Problem details
As an exercise in exact copying, transcribe the lines below from the one holding "Extract the structured" through the last, with both ends included and pictures left out.

Available records

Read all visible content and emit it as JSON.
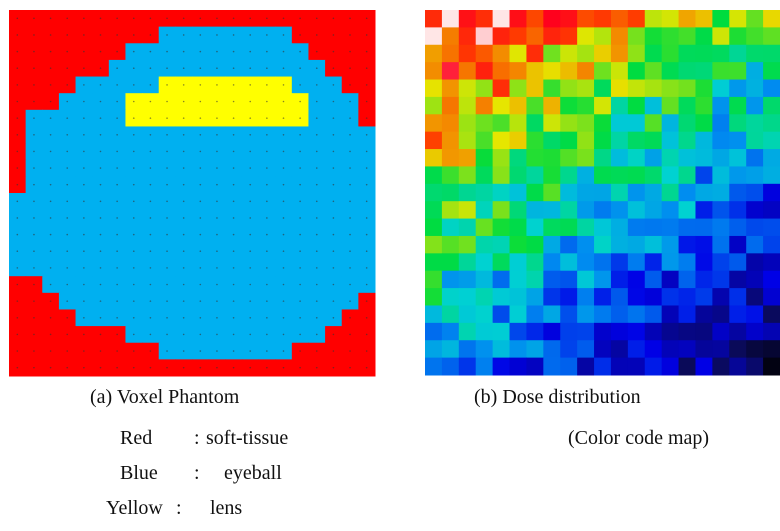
{
  "panels": [
    {
      "caption": "(a) Voxel Phantom",
      "legend": [
        [
          "Red",
          ":",
          "soft-tissue"
        ],
        [
          "Blue",
          ":",
          "eyeball"
        ],
        [
          "Yellow",
          ":",
          "lens"
        ]
      ]
    },
    {
      "caption": "(b) Dose distribution",
      "note": "(Color code map)"
    }
  ]
}
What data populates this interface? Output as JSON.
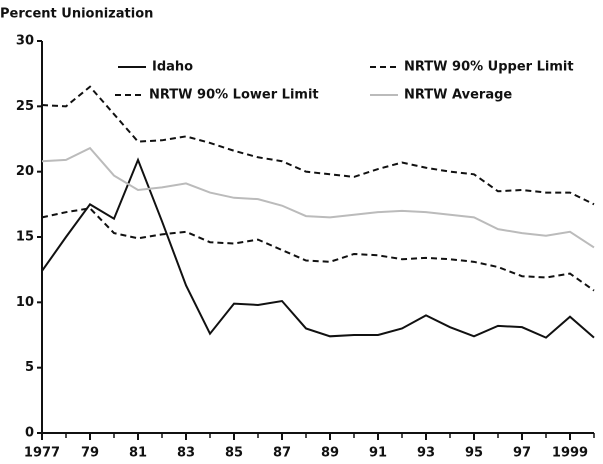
{
  "chart_data": {
    "type": "line",
    "title": "Percent Unionization",
    "x": [
      1977,
      1978,
      1979,
      1980,
      1981,
      1982,
      1983,
      1984,
      1985,
      1986,
      1987,
      1988,
      1989,
      1990,
      1991,
      1992,
      1993,
      1994,
      1995,
      1996,
      1997,
      1998,
      1999,
      2000
    ],
    "xlim": [
      1977,
      2000
    ],
    "xticks": [
      1977,
      {
        "value": 1979,
        "label": "79"
      },
      {
        "value": 1981,
        "label": "81"
      },
      {
        "value": 1983,
        "label": "83"
      },
      {
        "value": 1985,
        "label": "85"
      },
      {
        "value": 1987,
        "label": "87"
      },
      {
        "value": 1989,
        "label": "89"
      },
      {
        "value": 1991,
        "label": "91"
      },
      {
        "value": 1993,
        "label": "93"
      },
      {
        "value": 1995,
        "label": "95"
      },
      {
        "value": 1997,
        "label": "97"
      },
      1999
    ],
    "ylim": [
      0,
      30
    ],
    "yticks": [
      0,
      5,
      10,
      15,
      20,
      25,
      30
    ],
    "series": [
      {
        "name": "Idaho",
        "color": "#111111",
        "dashed": false,
        "values": [
          12.4,
          15.0,
          17.5,
          16.4,
          20.9,
          16.2,
          11.3,
          7.6,
          9.9,
          9.8,
          10.1,
          8.0,
          7.4,
          7.5,
          7.5,
          8.0,
          9.0,
          8.1,
          7.4,
          8.2,
          8.1,
          7.3,
          8.9,
          7.3
        ]
      },
      {
        "name": "NRTW 90% Upper Limit",
        "color": "#111111",
        "dashed": true,
        "values": [
          25.1,
          25.0,
          26.5,
          24.4,
          22.3,
          22.4,
          22.7,
          22.2,
          21.6,
          21.1,
          20.8,
          20.0,
          19.8,
          19.6,
          20.2,
          20.7,
          20.3,
          20.0,
          19.8,
          18.5,
          18.6,
          18.4,
          18.4,
          17.5
        ]
      },
      {
        "name": "NRTW 90% Lower Limit",
        "color": "#111111",
        "dashed": true,
        "values": [
          16.5,
          16.9,
          17.2,
          15.3,
          14.9,
          15.2,
          15.4,
          14.6,
          14.5,
          14.8,
          14.0,
          13.2,
          13.1,
          13.7,
          13.6,
          13.3,
          13.4,
          13.3,
          13.1,
          12.7,
          12.0,
          11.9,
          12.2,
          10.9
        ]
      },
      {
        "name": "NRTW Average",
        "color": "#bbbbbb",
        "dashed": false,
        "values": [
          20.8,
          20.9,
          21.8,
          19.7,
          18.6,
          18.8,
          19.1,
          18.4,
          18.0,
          17.9,
          17.4,
          16.6,
          16.5,
          16.7,
          16.9,
          17.0,
          16.9,
          16.7,
          16.5,
          15.6,
          15.3,
          15.1,
          15.4,
          14.2
        ]
      }
    ]
  }
}
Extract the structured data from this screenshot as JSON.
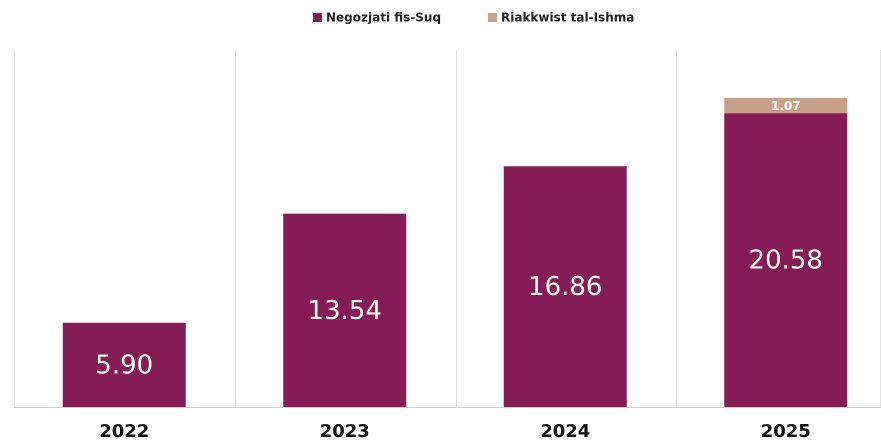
{
  "chart_data": {
    "type": "stacked_bar",
    "categories": [
      "2022",
      "2023",
      "2024",
      "2025"
    ],
    "series": [
      {
        "name": "Negozjati fis-Suq",
        "color": "#861c55",
        "values": [
          5.9,
          13.54,
          16.86,
          20.58
        ],
        "value_labels": [
          "5.90",
          "13.54",
          "16.86",
          "20.58"
        ]
      },
      {
        "name": "Riakkwist tal-Ishma",
        "color": "#c8a08a",
        "values": [
          null,
          null,
          null,
          1.07
        ]
      }
    ],
    "ylim": [
      0,
      25
    ],
    "legend": "top"
  }
}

Exercise solution
Extract the structured data from this screenshot as JSON.
{
  "chart_data": {
    "type": "stacked_bar",
    "categories": [
      "2022",
      "2023",
      "2024",
      "2025"
    ],
    "series": [
      {
        "name": "Negozjati fis-Suq",
        "color": "#861c55",
        "values": [
          5.9,
          13.54,
          16.86,
          20.58
        ],
        "value_labels": [
          "5.90",
          "13.54",
          "16.86",
          "20.58"
        ]
      },
      {
        "name": "Riakkwist tal-Ishma",
        "color": "#c8a08a",
        "values": [
          null,
          null,
          null,
          1.07
        ]
      }
    ],
    "ylim": [
      0,
      25
    ],
    "legend": "top"
  }
}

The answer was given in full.